PROBLEM:
Using the data below, copy every line that contains the word "JSON".

(Dataset excerpts)
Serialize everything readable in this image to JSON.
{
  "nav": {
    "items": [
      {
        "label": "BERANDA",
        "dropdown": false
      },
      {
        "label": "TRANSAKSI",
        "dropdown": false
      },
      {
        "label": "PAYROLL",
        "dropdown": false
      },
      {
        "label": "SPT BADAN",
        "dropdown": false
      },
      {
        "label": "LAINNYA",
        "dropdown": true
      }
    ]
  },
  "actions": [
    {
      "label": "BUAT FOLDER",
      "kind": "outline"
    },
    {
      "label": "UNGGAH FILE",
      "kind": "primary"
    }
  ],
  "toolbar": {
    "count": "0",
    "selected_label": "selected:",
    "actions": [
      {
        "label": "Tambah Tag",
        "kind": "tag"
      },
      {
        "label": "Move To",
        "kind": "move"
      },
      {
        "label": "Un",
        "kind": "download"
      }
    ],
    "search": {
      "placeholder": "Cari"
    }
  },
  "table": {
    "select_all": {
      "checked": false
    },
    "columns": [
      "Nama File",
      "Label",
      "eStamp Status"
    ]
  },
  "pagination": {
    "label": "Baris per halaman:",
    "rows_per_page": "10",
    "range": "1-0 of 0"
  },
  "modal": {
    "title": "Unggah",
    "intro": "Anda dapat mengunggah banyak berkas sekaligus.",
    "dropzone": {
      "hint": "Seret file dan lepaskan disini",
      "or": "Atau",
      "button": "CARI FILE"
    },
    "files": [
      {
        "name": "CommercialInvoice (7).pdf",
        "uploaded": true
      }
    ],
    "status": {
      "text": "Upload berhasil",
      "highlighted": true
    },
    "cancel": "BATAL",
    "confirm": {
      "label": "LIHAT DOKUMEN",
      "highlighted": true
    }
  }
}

* * *

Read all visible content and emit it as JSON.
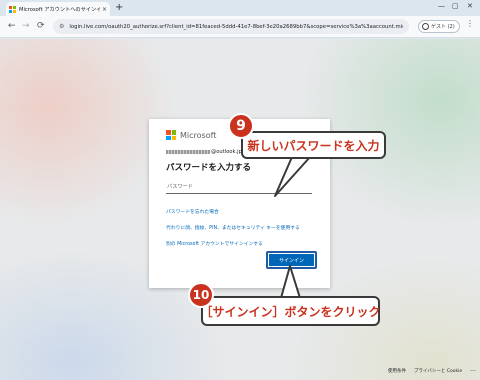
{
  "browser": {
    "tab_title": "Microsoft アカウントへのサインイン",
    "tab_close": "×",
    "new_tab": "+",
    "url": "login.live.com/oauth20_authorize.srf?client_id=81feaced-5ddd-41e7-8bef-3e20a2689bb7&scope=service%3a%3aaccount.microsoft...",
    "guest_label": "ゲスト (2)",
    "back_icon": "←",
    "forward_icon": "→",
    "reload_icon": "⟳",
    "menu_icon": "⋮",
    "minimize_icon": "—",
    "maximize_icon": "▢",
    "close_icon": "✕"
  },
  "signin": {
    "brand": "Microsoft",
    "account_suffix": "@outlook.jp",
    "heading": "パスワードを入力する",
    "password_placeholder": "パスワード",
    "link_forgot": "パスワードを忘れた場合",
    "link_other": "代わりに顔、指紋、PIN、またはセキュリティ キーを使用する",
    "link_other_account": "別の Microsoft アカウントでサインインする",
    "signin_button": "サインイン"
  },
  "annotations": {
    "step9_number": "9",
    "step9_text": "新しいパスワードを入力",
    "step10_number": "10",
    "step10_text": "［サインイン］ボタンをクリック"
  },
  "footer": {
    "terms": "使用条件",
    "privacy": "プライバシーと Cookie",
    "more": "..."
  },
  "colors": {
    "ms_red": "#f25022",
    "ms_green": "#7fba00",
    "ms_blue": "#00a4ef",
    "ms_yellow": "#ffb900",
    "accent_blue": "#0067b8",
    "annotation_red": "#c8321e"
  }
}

ANSWER TO THE PROBLEM:
Serialize everything readable in this image to JSON.
Read all visible content and emit it as JSON.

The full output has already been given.